§ GOAL
Under this task are some entries; return every one of them exactly.

(Figure dataset records)

— Begin —

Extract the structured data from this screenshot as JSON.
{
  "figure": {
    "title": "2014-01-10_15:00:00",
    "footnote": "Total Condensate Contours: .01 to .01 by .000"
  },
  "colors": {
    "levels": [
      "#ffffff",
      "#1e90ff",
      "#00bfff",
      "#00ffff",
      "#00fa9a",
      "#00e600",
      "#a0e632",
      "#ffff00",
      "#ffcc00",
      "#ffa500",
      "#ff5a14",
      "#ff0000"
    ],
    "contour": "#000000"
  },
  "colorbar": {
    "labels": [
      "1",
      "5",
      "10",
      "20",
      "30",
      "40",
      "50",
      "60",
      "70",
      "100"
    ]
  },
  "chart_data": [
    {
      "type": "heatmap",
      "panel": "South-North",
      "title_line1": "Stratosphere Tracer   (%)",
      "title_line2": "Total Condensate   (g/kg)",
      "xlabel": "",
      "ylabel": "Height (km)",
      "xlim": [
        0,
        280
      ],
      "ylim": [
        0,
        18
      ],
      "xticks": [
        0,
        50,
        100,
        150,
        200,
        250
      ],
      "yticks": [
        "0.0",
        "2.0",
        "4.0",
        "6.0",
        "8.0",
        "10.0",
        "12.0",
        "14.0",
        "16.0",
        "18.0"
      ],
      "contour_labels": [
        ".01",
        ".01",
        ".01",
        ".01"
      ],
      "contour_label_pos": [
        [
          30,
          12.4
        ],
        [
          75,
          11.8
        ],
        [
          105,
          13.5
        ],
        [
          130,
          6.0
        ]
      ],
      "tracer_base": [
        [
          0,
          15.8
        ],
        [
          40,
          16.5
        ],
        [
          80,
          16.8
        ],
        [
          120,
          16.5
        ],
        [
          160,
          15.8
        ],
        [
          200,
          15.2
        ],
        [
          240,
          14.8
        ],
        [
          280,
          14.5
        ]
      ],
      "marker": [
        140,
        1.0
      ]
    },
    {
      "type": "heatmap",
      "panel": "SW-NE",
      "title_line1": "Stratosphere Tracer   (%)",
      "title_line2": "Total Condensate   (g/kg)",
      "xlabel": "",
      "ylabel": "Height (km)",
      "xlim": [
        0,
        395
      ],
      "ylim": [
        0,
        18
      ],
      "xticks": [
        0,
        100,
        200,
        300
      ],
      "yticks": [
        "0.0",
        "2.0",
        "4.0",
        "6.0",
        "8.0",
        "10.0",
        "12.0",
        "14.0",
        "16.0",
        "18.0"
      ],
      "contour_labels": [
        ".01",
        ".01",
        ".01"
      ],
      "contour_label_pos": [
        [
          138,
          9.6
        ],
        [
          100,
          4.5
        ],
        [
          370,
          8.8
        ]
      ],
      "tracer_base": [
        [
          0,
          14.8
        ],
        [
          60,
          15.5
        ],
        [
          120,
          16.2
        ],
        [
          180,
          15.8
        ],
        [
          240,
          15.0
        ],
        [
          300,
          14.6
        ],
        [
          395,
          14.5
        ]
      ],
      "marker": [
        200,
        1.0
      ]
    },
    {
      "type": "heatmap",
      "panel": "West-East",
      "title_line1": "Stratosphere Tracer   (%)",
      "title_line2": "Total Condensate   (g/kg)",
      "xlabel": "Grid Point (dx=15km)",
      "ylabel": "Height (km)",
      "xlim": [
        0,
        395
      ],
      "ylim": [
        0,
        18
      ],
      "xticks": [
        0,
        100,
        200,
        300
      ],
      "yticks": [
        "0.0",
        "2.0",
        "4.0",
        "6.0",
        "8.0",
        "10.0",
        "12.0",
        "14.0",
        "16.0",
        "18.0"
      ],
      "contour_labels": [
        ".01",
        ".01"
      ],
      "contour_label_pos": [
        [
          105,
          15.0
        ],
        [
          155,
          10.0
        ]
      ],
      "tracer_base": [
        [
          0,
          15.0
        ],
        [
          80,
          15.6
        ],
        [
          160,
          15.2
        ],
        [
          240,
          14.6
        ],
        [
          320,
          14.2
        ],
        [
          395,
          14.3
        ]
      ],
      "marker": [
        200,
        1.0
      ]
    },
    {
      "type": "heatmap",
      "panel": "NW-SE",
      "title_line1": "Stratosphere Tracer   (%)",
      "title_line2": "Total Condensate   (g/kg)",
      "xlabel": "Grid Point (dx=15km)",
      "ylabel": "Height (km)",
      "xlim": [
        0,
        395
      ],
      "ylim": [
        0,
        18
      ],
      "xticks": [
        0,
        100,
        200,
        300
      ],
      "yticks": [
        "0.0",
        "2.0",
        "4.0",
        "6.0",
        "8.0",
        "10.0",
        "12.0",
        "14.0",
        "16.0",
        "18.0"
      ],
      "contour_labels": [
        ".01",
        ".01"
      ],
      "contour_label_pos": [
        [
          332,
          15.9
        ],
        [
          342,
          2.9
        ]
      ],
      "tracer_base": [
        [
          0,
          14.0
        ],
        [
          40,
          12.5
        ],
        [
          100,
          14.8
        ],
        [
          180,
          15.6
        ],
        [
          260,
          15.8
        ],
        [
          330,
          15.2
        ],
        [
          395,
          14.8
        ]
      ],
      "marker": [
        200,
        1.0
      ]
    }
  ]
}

— End —

§ ANSWER TO THE TASK
Extract the structured data from this screenshot as JSON.
{
  "figure": {
    "title": "2014-01-10_15:00:00",
    "footnote": "Total Condensate Contours: .01 to .01 by .000"
  },
  "colors": {
    "levels": [
      "#ffffff",
      "#1e90ff",
      "#00bfff",
      "#00ffff",
      "#00fa9a",
      "#00e600",
      "#a0e632",
      "#ffff00",
      "#ffcc00",
      "#ffa500",
      "#ff5a14",
      "#ff0000"
    ],
    "contour": "#000000"
  },
  "colorbar": {
    "labels": [
      "1",
      "5",
      "10",
      "20",
      "30",
      "40",
      "50",
      "60",
      "70",
      "100"
    ]
  },
  "chart_data": [
    {
      "type": "heatmap",
      "panel": "South-North",
      "title_line1": "Stratosphere Tracer   (%)",
      "title_line2": "Total Condensate   (g/kg)",
      "xlabel": "",
      "ylabel": "Height (km)",
      "xlim": [
        0,
        280
      ],
      "ylim": [
        0,
        18
      ],
      "xticks": [
        0,
        50,
        100,
        150,
        200,
        250
      ],
      "yticks": [
        "0.0",
        "2.0",
        "4.0",
        "6.0",
        "8.0",
        "10.0",
        "12.0",
        "14.0",
        "16.0",
        "18.0"
      ],
      "contour_labels": [
        ".01",
        ".01",
        ".01",
        ".01"
      ],
      "contour_label_pos": [
        [
          30,
          12.4
        ],
        [
          75,
          11.8
        ],
        [
          105,
          13.5
        ],
        [
          130,
          6.0
        ]
      ],
      "tracer_base": [
        [
          0,
          15.8
        ],
        [
          40,
          16.5
        ],
        [
          80,
          16.8
        ],
        [
          120,
          16.5
        ],
        [
          160,
          15.8
        ],
        [
          200,
          15.2
        ],
        [
          240,
          14.8
        ],
        [
          280,
          14.5
        ]
      ],
      "marker": [
        140,
        1.0
      ]
    },
    {
      "type": "heatmap",
      "panel": "SW-NE",
      "title_line1": "Stratosphere Tracer   (%)",
      "title_line2": "Total Condensate   (g/kg)",
      "xlabel": "",
      "ylabel": "Height (km)",
      "xlim": [
        0,
        395
      ],
      "ylim": [
        0,
        18
      ],
      "xticks": [
        0,
        100,
        200,
        300
      ],
      "yticks": [
        "0.0",
        "2.0",
        "4.0",
        "6.0",
        "8.0",
        "10.0",
        "12.0",
        "14.0",
        "16.0",
        "18.0"
      ],
      "contour_labels": [
        ".01",
        ".01",
        ".01"
      ],
      "contour_label_pos": [
        [
          138,
          9.6
        ],
        [
          100,
          4.5
        ],
        [
          370,
          8.8
        ]
      ],
      "tracer_base": [
        [
          0,
          14.8
        ],
        [
          60,
          15.5
        ],
        [
          120,
          16.2
        ],
        [
          180,
          15.8
        ],
        [
          240,
          15.0
        ],
        [
          300,
          14.6
        ],
        [
          395,
          14.5
        ]
      ],
      "marker": [
        200,
        1.0
      ]
    },
    {
      "type": "heatmap",
      "panel": "West-East",
      "title_line1": "Stratosphere Tracer   (%)",
      "title_line2": "Total Condensate   (g/kg)",
      "xlabel": "Grid Point (dx=15km)",
      "ylabel": "Height (km)",
      "xlim": [
        0,
        395
      ],
      "ylim": [
        0,
        18
      ],
      "xticks": [
        0,
        100,
        200,
        300
      ],
      "yticks": [
        "0.0",
        "2.0",
        "4.0",
        "6.0",
        "8.0",
        "10.0",
        "12.0",
        "14.0",
        "16.0",
        "18.0"
      ],
      "contour_labels": [
        ".01",
        ".01"
      ],
      "contour_label_pos": [
        [
          105,
          15.0
        ],
        [
          155,
          10.0
        ]
      ],
      "tracer_base": [
        [
          0,
          15.0
        ],
        [
          80,
          15.6
        ],
        [
          160,
          15.2
        ],
        [
          240,
          14.6
        ],
        [
          320,
          14.2
        ],
        [
          395,
          14.3
        ]
      ],
      "marker": [
        200,
        1.0
      ]
    },
    {
      "type": "heatmap",
      "panel": "NW-SE",
      "title_line1": "Stratosphere Tracer   (%)",
      "title_line2": "Total Condensate   (g/kg)",
      "xlabel": "Grid Point (dx=15km)",
      "ylabel": "Height (km)",
      "xlim": [
        0,
        395
      ],
      "ylim": [
        0,
        18
      ],
      "xticks": [
        0,
        100,
        200,
        300
      ],
      "yticks": [
        "0.0",
        "2.0",
        "4.0",
        "6.0",
        "8.0",
        "10.0",
        "12.0",
        "14.0",
        "16.0",
        "18.0"
      ],
      "contour_labels": [
        ".01",
        ".01"
      ],
      "contour_label_pos": [
        [
          332,
          15.9
        ],
        [
          342,
          2.9
        ]
      ],
      "tracer_base": [
        [
          0,
          14.0
        ],
        [
          40,
          12.5
        ],
        [
          100,
          14.8
        ],
        [
          180,
          15.6
        ],
        [
          260,
          15.8
        ],
        [
          330,
          15.2
        ],
        [
          395,
          14.8
        ]
      ],
      "marker": [
        200,
        1.0
      ]
    }
  ]
}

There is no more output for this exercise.